(Entries from a dataset)
- - -
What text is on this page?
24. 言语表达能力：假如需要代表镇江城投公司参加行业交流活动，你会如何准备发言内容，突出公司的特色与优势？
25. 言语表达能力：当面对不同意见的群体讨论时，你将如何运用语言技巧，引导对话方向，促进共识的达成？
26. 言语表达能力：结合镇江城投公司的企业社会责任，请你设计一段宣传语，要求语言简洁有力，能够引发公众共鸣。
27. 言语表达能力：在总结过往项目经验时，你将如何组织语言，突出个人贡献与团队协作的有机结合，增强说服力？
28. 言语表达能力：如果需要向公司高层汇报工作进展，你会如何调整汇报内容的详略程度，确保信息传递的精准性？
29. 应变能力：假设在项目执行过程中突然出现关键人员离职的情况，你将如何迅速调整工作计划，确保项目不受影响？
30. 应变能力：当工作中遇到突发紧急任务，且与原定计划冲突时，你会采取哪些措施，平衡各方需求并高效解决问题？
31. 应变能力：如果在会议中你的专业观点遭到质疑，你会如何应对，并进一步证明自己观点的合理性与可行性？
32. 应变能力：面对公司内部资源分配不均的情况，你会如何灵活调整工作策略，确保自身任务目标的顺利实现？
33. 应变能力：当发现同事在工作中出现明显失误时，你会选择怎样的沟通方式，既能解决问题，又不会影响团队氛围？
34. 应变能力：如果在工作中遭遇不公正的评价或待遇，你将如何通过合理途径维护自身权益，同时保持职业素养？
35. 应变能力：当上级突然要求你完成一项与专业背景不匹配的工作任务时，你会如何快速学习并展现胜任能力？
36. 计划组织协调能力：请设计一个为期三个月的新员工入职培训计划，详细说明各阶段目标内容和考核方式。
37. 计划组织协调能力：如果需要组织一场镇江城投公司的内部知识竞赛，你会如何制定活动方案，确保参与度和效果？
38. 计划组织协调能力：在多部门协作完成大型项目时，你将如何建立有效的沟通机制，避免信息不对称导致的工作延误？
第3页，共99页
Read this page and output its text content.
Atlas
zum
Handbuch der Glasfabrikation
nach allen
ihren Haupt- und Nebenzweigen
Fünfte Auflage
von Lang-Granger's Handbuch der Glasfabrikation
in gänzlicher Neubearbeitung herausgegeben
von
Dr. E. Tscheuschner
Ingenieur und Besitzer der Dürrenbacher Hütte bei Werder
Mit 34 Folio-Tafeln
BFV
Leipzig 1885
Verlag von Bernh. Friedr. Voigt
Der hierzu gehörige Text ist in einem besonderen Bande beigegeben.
- - -
* **Direction**: Above are the records; retype every one exactly.

* **The answer**:
What text is on this page?
24. 言语表达能力：假如需要代表镇江城投公司参加行业交流活动，你会如何准备发言内容，突出公司的特色与优势？
25. 言语表达能力：当面对不同意见的群体讨论时，你将如何运用语言技巧，引导对话方向，促进共识的达成？
26. 言语表达能力：结合镇江城投公司的企业社会责任，请你设计一段宣传语，要求语言简洁有力，能够引发公众共鸣。
27. 言语表达能力：在总结过往项目经验时，你将如何组织语言，突出个人贡献与团队协作的有机结合，增强说服力？
28. 言语表达能力：如果需要向公司高层汇报工作进展，你会如何调整汇报内容的详略程度，确保信息传递的精准性？
29. 应变能力：假设在项目执行过程中突然出现关键人员离职的情况，你将如何迅速调整工作计划，确保项目不受影响？
30. 应变能力：当工作中遇到突发紧急任务，且与原定计划冲突时，你会采取哪些措施，平衡各方需求并高效解决问题？
31. 应变能力：如果在会议中你的专业观点遭到质疑，你会如何应对，并进一步证明自己观点的合理性与可行性？
32. 应变能力：面对公司内部资源分配不均的情况，你会如何灵活调整工作策略，确保自身任务目标的顺利实现？
33. 应变能力：当发现同事在工作中出现明显失误时，你会选择怎样的沟通方式，既能解决问题，又不会影响团队氛围？
34. 应变能力：如果在工作中遭遇不公正的评价或待遇，你将如何通过合理途径维护自身权益，同时保持职业素养？
35. 应变能力：当上级突然要求你完成一项与专业背景不匹配的工作任务时，你会如何快速学习并展现胜任能力？
36. 计划组织协调能力：请设计一个为期三个月的新员工入职培训计划，详细说明各阶段目标内容和考核方式。
37. 计划组织协调能力：如果需要组织一场镇江城投公司的内部知识竞赛，你会如何制定活动方案，确保参与度和效果？
38. 计划组织协调能力：在多部门协作完成大型项目时，你将如何建立有效的沟通机制，避免信息不对称导致的工作延误？
第3页，共99页
Read this page and output its text content.
Atlas
zum
Handbuch der Glasfabrikation
nach allen
ihren Haupt- und Nebenzweigen
Fünfte Auflage
von Lang-Granger's Handbuch der Glasfabrikation
in gänzlicher Neubearbeitung herausgegeben
von
Dr. E. Tscheuschner
Ingenieur und Besitzer der Dürrenbacher Hütte bei Werder
Mit 34 Folio-Tafeln
BFV
Leipzig 1885
Verlag von Bernh. Friedr. Voigt
Der hierzu gehörige Text ist in einem besonderen Bande beigegeben.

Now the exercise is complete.